# Records about charts and figures:
★ ★ ★

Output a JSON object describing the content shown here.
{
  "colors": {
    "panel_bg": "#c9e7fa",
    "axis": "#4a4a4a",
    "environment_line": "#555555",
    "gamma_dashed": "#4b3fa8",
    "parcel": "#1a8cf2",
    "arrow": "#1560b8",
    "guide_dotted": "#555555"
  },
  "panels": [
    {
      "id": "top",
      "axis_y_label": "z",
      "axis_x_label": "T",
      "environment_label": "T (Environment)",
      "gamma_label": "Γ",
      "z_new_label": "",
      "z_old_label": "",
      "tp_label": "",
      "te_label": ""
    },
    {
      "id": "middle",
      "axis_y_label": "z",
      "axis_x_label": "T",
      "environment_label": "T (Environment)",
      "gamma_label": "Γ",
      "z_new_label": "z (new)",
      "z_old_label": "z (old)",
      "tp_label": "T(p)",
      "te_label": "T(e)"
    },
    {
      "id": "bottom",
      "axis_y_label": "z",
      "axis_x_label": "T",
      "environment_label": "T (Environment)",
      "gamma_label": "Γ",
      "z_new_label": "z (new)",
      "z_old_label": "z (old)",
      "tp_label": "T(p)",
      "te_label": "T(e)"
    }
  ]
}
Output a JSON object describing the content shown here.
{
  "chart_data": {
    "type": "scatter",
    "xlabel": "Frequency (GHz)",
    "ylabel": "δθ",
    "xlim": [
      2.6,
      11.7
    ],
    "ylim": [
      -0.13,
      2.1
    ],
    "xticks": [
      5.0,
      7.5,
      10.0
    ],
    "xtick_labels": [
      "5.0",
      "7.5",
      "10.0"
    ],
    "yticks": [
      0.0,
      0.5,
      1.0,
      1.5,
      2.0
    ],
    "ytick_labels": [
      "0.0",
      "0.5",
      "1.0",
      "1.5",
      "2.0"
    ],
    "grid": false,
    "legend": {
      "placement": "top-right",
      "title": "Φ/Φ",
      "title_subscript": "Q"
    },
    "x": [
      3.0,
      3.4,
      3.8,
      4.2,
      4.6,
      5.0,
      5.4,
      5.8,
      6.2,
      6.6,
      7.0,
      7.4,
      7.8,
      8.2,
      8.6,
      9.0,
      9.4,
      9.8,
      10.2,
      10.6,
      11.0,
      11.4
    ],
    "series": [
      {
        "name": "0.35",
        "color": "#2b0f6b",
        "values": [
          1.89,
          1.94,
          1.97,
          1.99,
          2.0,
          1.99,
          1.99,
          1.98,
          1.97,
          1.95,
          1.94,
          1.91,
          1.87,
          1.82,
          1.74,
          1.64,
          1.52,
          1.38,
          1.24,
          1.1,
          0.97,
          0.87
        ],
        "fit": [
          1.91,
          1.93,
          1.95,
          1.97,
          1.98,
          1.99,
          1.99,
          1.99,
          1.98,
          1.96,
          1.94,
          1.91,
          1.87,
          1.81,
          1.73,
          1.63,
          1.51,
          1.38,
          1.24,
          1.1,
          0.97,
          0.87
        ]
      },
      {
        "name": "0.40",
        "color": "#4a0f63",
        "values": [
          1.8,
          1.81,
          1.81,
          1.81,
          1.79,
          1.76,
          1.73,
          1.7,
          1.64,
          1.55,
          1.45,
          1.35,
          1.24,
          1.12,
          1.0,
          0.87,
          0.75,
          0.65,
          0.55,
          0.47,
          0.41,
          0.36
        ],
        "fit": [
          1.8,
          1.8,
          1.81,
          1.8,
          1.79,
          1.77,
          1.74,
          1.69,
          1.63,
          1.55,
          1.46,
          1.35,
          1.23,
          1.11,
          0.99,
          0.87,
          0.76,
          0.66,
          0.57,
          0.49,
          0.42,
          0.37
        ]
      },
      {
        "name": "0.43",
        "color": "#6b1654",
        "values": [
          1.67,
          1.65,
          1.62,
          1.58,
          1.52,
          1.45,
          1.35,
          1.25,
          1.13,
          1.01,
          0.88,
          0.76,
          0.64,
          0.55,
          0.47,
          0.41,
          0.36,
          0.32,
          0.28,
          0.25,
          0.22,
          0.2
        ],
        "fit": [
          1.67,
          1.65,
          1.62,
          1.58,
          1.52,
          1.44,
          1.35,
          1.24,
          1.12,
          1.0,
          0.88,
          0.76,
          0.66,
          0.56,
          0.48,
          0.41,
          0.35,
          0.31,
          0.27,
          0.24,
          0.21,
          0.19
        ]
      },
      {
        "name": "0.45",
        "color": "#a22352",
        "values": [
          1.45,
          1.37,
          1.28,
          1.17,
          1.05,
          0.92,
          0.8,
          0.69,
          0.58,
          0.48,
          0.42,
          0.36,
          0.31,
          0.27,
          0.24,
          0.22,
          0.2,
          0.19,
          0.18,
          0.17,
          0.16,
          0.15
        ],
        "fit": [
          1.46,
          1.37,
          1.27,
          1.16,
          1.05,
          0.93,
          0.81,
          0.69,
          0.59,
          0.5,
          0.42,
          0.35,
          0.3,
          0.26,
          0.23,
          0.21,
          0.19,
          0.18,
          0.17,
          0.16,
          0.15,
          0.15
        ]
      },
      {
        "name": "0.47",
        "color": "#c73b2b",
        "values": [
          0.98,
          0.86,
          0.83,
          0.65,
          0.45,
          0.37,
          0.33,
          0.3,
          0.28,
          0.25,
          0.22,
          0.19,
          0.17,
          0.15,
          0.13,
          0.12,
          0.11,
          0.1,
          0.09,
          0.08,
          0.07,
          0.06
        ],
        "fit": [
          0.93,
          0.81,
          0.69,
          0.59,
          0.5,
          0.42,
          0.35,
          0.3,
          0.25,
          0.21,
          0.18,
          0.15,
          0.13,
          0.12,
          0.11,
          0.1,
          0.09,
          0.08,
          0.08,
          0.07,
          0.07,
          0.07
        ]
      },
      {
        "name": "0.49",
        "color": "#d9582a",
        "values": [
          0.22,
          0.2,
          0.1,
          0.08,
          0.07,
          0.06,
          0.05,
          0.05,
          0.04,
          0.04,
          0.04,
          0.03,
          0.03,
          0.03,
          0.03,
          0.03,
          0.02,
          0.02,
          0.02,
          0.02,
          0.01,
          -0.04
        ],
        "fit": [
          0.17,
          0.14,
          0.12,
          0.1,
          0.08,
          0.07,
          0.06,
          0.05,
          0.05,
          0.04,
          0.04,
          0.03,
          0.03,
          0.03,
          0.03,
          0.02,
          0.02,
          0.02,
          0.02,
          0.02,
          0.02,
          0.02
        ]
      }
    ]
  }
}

★ ★ ★

# Problem to work on:
Transcribe every entry exactly.

# Full output:
Output a JSON object describing the content shown here.
{
  "colors": {
    "panel_bg": "#c9e7fa",
    "axis": "#4a4a4a",
    "environment_line": "#555555",
    "gamma_dashed": "#4b3fa8",
    "parcel": "#1a8cf2",
    "arrow": "#1560b8",
    "guide_dotted": "#555555"
  },
  "panels": [
    {
      "id": "top",
      "axis_y_label": "z",
      "axis_x_label": "T",
      "environment_label": "T (Environment)",
      "gamma_label": "Γ",
      "z_new_label": "",
      "z_old_label": "",
      "tp_label": "",
      "te_label": ""
    },
    {
      "id": "middle",
      "axis_y_label": "z",
      "axis_x_label": "T",
      "environment_label": "T (Environment)",
      "gamma_label": "Γ",
      "z_new_label": "z (new)",
      "z_old_label": "z (old)",
      "tp_label": "T(p)",
      "te_label": "T(e)"
    },
    {
      "id": "bottom",
      "axis_y_label": "z",
      "axis_x_label": "T",
      "environment_label": "T (Environment)",
      "gamma_label": "Γ",
      "z_new_label": "z (new)",
      "z_old_label": "z (old)",
      "tp_label": "T(p)",
      "te_label": "T(e)"
    }
  ]
}
Output a JSON object describing the content shown here.
{
  "chart_data": {
    "type": "scatter",
    "xlabel": "Frequency (GHz)",
    "ylabel": "δθ",
    "xlim": [
      2.6,
      11.7
    ],
    "ylim": [
      -0.13,
      2.1
    ],
    "xticks": [
      5.0,
      7.5,
      10.0
    ],
    "xtick_labels": [
      "5.0",
      "7.5",
      "10.0"
    ],
    "yticks": [
      0.0,
      0.5,
      1.0,
      1.5,
      2.0
    ],
    "ytick_labels": [
      "0.0",
      "0.5",
      "1.0",
      "1.5",
      "2.0"
    ],
    "grid": false,
    "legend": {
      "placement": "top-right",
      "title": "Φ/Φ",
      "title_subscript": "Q"
    },
    "x": [
      3.0,
      3.4,
      3.8,
      4.2,
      4.6,
      5.0,
      5.4,
      5.8,
      6.2,
      6.6,
      7.0,
      7.4,
      7.8,
      8.2,
      8.6,
      9.0,
      9.4,
      9.8,
      10.2,
      10.6,
      11.0,
      11.4
    ],
    "series": [
      {
        "name": "0.35",
        "color": "#2b0f6b",
        "values": [
          1.89,
          1.94,
          1.97,
          1.99,
          2.0,
          1.99,
          1.99,
          1.98,
          1.97,
          1.95,
          1.94,
          1.91,
          1.87,
          1.82,
          1.74,
          1.64,
          1.52,
          1.38,
          1.24,
          1.1,
          0.97,
          0.87
        ],
        "fit": [
          1.91,
          1.93,
          1.95,
          1.97,
          1.98,
          1.99,
          1.99,
          1.99,
          1.98,
          1.96,
          1.94,
          1.91,
          1.87,
          1.81,
          1.73,
          1.63,
          1.51,
          1.38,
          1.24,
          1.1,
          0.97,
          0.87
        ]
      },
      {
        "name": "0.40",
        "color": "#4a0f63",
        "values": [
          1.8,
          1.81,
          1.81,
          1.81,
          1.79,
          1.76,
          1.73,
          1.7,
          1.64,
          1.55,
          1.45,
          1.35,
          1.24,
          1.12,
          1.0,
          0.87,
          0.75,
          0.65,
          0.55,
          0.47,
          0.41,
          0.36
        ],
        "fit": [
          1.8,
          1.8,
          1.81,
          1.8,
          1.79,
          1.77,
          1.74,
          1.69,
          1.63,
          1.55,
          1.46,
          1.35,
          1.23,
          1.11,
          0.99,
          0.87,
          0.76,
          0.66,
          0.57,
          0.49,
          0.42,
          0.37
        ]
      },
      {
        "name": "0.43",
        "color": "#6b1654",
        "values": [
          1.67,
          1.65,
          1.62,
          1.58,
          1.52,
          1.45,
          1.35,
          1.25,
          1.13,
          1.01,
          0.88,
          0.76,
          0.64,
          0.55,
          0.47,
          0.41,
          0.36,
          0.32,
          0.28,
          0.25,
          0.22,
          0.2
        ],
        "fit": [
          1.67,
          1.65,
          1.62,
          1.58,
          1.52,
          1.44,
          1.35,
          1.24,
          1.12,
          1.0,
          0.88,
          0.76,
          0.66,
          0.56,
          0.48,
          0.41,
          0.35,
          0.31,
          0.27,
          0.24,
          0.21,
          0.19
        ]
      },
      {
        "name": "0.45",
        "color": "#a22352",
        "values": [
          1.45,
          1.37,
          1.28,
          1.17,
          1.05,
          0.92,
          0.8,
          0.69,
          0.58,
          0.48,
          0.42,
          0.36,
          0.31,
          0.27,
          0.24,
          0.22,
          0.2,
          0.19,
          0.18,
          0.17,
          0.16,
          0.15
        ],
        "fit": [
          1.46,
          1.37,
          1.27,
          1.16,
          1.05,
          0.93,
          0.81,
          0.69,
          0.59,
          0.5,
          0.42,
          0.35,
          0.3,
          0.26,
          0.23,
          0.21,
          0.19,
          0.18,
          0.17,
          0.16,
          0.15,
          0.15
        ]
      },
      {
        "name": "0.47",
        "color": "#c73b2b",
        "values": [
          0.98,
          0.86,
          0.83,
          0.65,
          0.45,
          0.37,
          0.33,
          0.3,
          0.28,
          0.25,
          0.22,
          0.19,
          0.17,
          0.15,
          0.13,
          0.12,
          0.11,
          0.1,
          0.09,
          0.08,
          0.07,
          0.06
        ],
        "fit": [
          0.93,
          0.81,
          0.69,
          0.59,
          0.5,
          0.42,
          0.35,
          0.3,
          0.25,
          0.21,
          0.18,
          0.15,
          0.13,
          0.12,
          0.11,
          0.1,
          0.09,
          0.08,
          0.08,
          0.07,
          0.07,
          0.07
        ]
      },
      {
        "name": "0.49",
        "color": "#d9582a",
        "values": [
          0.22,
          0.2,
          0.1,
          0.08,
          0.07,
          0.06,
          0.05,
          0.05,
          0.04,
          0.04,
          0.04,
          0.03,
          0.03,
          0.03,
          0.03,
          0.03,
          0.02,
          0.02,
          0.02,
          0.02,
          0.01,
          -0.04
        ],
        "fit": [
          0.17,
          0.14,
          0.12,
          0.1,
          0.08,
          0.07,
          0.06,
          0.05,
          0.05,
          0.04,
          0.04,
          0.03,
          0.03,
          0.03,
          0.03,
          0.02,
          0.02,
          0.02,
          0.02,
          0.02,
          0.02,
          0.02
        ]
      }
    ]
  }
}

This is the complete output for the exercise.